▶

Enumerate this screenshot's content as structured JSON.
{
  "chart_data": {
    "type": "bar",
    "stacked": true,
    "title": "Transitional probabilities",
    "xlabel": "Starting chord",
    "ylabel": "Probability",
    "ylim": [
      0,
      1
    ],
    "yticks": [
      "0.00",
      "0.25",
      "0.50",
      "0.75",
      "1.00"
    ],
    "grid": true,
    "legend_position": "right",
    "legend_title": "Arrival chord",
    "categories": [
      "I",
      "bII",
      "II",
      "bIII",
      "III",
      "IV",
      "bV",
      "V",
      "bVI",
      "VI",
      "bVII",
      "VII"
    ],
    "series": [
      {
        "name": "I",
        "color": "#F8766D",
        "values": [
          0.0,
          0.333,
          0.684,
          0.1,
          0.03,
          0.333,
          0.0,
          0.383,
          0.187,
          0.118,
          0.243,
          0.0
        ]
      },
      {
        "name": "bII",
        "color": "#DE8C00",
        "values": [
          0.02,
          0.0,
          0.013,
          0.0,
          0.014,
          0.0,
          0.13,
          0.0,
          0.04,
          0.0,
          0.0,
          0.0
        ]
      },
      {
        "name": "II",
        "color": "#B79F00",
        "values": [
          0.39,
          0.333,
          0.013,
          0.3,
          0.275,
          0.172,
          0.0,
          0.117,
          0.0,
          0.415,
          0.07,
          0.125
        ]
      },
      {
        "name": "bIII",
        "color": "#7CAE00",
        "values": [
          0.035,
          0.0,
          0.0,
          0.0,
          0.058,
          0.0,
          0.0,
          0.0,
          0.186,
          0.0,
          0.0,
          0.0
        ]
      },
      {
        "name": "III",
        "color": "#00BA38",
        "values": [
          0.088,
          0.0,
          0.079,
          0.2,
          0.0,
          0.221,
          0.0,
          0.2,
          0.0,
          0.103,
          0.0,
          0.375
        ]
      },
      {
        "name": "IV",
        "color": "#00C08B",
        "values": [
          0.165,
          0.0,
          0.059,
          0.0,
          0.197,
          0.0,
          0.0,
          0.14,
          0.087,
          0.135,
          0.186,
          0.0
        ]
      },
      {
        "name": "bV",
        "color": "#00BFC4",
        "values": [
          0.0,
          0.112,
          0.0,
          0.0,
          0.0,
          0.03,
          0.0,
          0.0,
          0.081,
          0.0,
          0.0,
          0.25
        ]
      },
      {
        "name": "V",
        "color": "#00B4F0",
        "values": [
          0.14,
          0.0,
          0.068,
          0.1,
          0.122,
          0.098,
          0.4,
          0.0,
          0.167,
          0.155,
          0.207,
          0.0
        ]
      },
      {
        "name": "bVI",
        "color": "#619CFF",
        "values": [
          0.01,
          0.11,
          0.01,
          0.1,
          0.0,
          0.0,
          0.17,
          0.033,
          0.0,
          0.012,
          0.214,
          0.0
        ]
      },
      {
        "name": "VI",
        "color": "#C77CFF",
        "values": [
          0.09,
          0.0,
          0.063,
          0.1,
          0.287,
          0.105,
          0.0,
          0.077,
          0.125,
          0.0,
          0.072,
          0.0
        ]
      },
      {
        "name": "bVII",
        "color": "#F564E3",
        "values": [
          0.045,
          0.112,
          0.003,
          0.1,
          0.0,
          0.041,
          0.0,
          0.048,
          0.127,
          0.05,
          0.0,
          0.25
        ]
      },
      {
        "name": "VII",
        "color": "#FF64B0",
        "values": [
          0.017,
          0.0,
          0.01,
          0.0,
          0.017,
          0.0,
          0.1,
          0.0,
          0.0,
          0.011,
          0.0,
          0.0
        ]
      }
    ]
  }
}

◀

> Task prompt
All of the data needs to be reproduced exactly, with no line missing.

> Exercise solution
Enumerate this screenshot's content as structured JSON.
{
  "chart_data": {
    "type": "bar",
    "stacked": true,
    "title": "Transitional probabilities",
    "xlabel": "Starting chord",
    "ylabel": "Probability",
    "ylim": [
      0,
      1
    ],
    "yticks": [
      "0.00",
      "0.25",
      "0.50",
      "0.75",
      "1.00"
    ],
    "grid": true,
    "legend_position": "right",
    "legend_title": "Arrival chord",
    "categories": [
      "I",
      "bII",
      "II",
      "bIII",
      "III",
      "IV",
      "bV",
      "V",
      "bVI",
      "VI",
      "bVII",
      "VII"
    ],
    "series": [
      {
        "name": "I",
        "color": "#F8766D",
        "values": [
          0.0,
          0.333,
          0.684,
          0.1,
          0.03,
          0.333,
          0.0,
          0.383,
          0.187,
          0.118,
          0.243,
          0.0
        ]
      },
      {
        "name": "bII",
        "color": "#DE8C00",
        "values": [
          0.02,
          0.0,
          0.013,
          0.0,
          0.014,
          0.0,
          0.13,
          0.0,
          0.04,
          0.0,
          0.0,
          0.0
        ]
      },
      {
        "name": "II",
        "color": "#B79F00",
        "values": [
          0.39,
          0.333,
          0.013,
          0.3,
          0.275,
          0.172,
          0.0,
          0.117,
          0.0,
          0.415,
          0.07,
          0.125
        ]
      },
      {
        "name": "bIII",
        "color": "#7CAE00",
        "values": [
          0.035,
          0.0,
          0.0,
          0.0,
          0.058,
          0.0,
          0.0,
          0.0,
          0.186,
          0.0,
          0.0,
          0.0
        ]
      },
      {
        "name": "III",
        "color": "#00BA38",
        "values": [
          0.088,
          0.0,
          0.079,
          0.2,
          0.0,
          0.221,
          0.0,
          0.2,
          0.0,
          0.103,
          0.0,
          0.375
        ]
      },
      {
        "name": "IV",
        "color": "#00C08B",
        "values": [
          0.165,
          0.0,
          0.059,
          0.0,
          0.197,
          0.0,
          0.0,
          0.14,
          0.087,
          0.135,
          0.186,
          0.0
        ]
      },
      {
        "name": "bV",
        "color": "#00BFC4",
        "values": [
          0.0,
          0.112,
          0.0,
          0.0,
          0.0,
          0.03,
          0.0,
          0.0,
          0.081,
          0.0,
          0.0,
          0.25
        ]
      },
      {
        "name": "V",
        "color": "#00B4F0",
        "values": [
          0.14,
          0.0,
          0.068,
          0.1,
          0.122,
          0.098,
          0.4,
          0.0,
          0.167,
          0.155,
          0.207,
          0.0
        ]
      },
      {
        "name": "bVI",
        "color": "#619CFF",
        "values": [
          0.01,
          0.11,
          0.01,
          0.1,
          0.0,
          0.0,
          0.17,
          0.033,
          0.0,
          0.012,
          0.214,
          0.0
        ]
      },
      {
        "name": "VI",
        "color": "#C77CFF",
        "values": [
          0.09,
          0.0,
          0.063,
          0.1,
          0.287,
          0.105,
          0.0,
          0.077,
          0.125,
          0.0,
          0.072,
          0.0
        ]
      },
      {
        "name": "bVII",
        "color": "#F564E3",
        "values": [
          0.045,
          0.112,
          0.003,
          0.1,
          0.0,
          0.041,
          0.0,
          0.048,
          0.127,
          0.05,
          0.0,
          0.25
        ]
      },
      {
        "name": "VII",
        "color": "#FF64B0",
        "values": [
          0.017,
          0.0,
          0.01,
          0.0,
          0.017,
          0.0,
          0.1,
          0.0,
          0.0,
          0.011,
          0.0,
          0.0
        ]
      }
    ]
  }
}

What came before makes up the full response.